§ **Challenge**:
Repeat all of the material exactly as given.

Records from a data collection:
╭──

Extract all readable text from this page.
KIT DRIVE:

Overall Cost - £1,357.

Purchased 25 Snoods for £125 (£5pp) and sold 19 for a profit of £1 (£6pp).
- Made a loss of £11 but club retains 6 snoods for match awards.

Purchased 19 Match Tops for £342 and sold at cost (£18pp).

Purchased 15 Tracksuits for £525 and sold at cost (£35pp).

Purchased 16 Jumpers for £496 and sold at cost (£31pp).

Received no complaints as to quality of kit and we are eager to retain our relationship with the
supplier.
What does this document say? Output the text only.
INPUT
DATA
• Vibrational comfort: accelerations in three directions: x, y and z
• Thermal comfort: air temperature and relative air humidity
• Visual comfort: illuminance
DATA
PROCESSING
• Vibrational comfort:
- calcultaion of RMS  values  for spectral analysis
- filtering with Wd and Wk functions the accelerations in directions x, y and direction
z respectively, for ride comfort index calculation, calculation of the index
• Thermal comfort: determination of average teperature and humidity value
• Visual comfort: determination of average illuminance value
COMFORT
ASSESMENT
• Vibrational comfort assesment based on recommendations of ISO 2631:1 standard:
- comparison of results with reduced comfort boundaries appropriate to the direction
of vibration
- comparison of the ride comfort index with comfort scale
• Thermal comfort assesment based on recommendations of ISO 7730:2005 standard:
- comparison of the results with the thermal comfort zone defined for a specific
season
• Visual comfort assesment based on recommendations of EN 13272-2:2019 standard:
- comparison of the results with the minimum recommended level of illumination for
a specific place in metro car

╰──

§ **Complete response**:
Extract all readable text from this page.
KIT DRIVE:

Overall Cost - £1,357.

Purchased 25 Snoods for £125 (£5pp) and sold 19 for a profit of £1 (£6pp).
- Made a loss of £11 but club retains 6 snoods for match awards.

Purchased 19 Match Tops for £342 and sold at cost (£18pp).

Purchased 15 Tracksuits for £525 and sold at cost (£35pp).

Purchased 16 Jumpers for £496 and sold at cost (£31pp).

Received no complaints as to quality of kit and we are eager to retain our relationship with the
supplier.
What does this document say? Output the text only.
INPUT
DATA
• Vibrational comfort: accelerations in three directions: x, y and z
• Thermal comfort: air temperature and relative air humidity
• Visual comfort: illuminance
DATA
PROCESSING
• Vibrational comfort:
- calcultaion of RMS  values  for spectral analysis
- filtering with Wd and Wk functions the accelerations in directions x, y and direction
z respectively, for ride comfort index calculation, calculation of the index
• Thermal comfort: determination of average teperature and humidity value
• Visual comfort: determination of average illuminance value
COMFORT
ASSESMENT
• Vibrational comfort assesment based on recommendations of ISO 2631:1 standard:
- comparison of results with reduced comfort boundaries appropriate to the direction
of vibration
- comparison of the ride comfort index with comfort scale
• Thermal comfort assesment based on recommendations of ISO 7730:2005 standard:
- comparison of the results with the thermal comfort zone defined for a specific
season
• Visual comfort assesment based on recommendations of EN 13272-2:2019 standard:
- comparison of the results with the minimum recommended level of illumination for
a specific place in metro car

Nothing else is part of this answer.